• Material
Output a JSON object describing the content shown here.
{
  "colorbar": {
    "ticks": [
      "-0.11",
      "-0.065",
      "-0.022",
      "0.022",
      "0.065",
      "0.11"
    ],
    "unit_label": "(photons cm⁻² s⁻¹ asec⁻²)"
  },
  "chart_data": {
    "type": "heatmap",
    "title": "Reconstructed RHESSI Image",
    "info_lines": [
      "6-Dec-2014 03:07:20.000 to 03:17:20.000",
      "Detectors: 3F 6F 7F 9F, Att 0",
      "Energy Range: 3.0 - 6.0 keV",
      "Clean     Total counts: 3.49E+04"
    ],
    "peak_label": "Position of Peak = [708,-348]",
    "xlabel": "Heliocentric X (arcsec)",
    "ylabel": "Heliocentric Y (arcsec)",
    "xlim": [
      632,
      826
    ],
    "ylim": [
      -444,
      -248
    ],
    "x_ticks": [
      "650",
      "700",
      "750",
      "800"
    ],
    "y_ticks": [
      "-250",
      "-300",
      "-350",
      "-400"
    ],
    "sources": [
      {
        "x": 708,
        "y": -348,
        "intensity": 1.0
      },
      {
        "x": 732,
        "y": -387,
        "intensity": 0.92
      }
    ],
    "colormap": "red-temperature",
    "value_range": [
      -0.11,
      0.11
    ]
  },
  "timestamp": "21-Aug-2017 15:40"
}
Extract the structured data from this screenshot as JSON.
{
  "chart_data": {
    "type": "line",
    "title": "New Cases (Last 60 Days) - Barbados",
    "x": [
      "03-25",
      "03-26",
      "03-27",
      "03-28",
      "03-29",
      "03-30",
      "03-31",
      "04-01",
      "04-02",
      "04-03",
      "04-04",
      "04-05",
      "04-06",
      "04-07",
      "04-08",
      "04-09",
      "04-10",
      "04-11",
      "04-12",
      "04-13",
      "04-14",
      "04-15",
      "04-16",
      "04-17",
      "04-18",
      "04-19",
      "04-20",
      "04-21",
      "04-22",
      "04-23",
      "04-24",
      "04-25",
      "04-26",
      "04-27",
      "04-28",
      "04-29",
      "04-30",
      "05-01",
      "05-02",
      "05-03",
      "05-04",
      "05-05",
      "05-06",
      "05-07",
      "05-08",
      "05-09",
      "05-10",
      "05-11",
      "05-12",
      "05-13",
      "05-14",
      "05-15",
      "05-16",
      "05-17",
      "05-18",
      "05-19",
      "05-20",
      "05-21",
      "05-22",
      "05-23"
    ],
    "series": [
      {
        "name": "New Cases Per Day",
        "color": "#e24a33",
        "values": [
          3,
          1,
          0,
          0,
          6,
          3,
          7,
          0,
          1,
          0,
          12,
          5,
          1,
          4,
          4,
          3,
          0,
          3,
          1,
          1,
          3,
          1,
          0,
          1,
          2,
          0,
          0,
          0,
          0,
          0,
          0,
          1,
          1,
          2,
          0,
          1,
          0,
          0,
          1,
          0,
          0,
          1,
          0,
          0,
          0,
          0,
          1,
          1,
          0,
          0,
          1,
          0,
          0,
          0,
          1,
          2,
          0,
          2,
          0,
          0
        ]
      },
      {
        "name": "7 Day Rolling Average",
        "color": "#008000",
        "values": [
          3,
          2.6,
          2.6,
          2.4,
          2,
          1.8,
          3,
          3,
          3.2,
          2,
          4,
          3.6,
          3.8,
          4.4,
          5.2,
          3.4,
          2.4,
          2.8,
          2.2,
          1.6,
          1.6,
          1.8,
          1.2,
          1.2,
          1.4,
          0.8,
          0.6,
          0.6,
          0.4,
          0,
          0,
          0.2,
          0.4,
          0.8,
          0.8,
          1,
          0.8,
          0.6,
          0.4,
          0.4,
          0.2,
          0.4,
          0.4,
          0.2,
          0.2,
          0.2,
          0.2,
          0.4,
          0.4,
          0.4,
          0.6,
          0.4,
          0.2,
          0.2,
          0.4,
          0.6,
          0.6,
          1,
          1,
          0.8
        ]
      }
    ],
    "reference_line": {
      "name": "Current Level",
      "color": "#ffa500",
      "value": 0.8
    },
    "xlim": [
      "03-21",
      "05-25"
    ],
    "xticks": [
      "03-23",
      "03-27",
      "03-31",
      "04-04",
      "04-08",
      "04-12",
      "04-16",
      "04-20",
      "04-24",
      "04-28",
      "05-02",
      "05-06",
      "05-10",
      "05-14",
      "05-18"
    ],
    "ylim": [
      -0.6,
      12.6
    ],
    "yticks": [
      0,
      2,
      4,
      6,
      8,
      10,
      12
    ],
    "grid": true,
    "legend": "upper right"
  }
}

• Set task
Search the records for the word "Heliocentric". Copy every line that has it.

• Expected answer
    "xlabel": "Heliocentric X (arcsec)",
    "ylabel": "Heliocentric Y (arcsec)",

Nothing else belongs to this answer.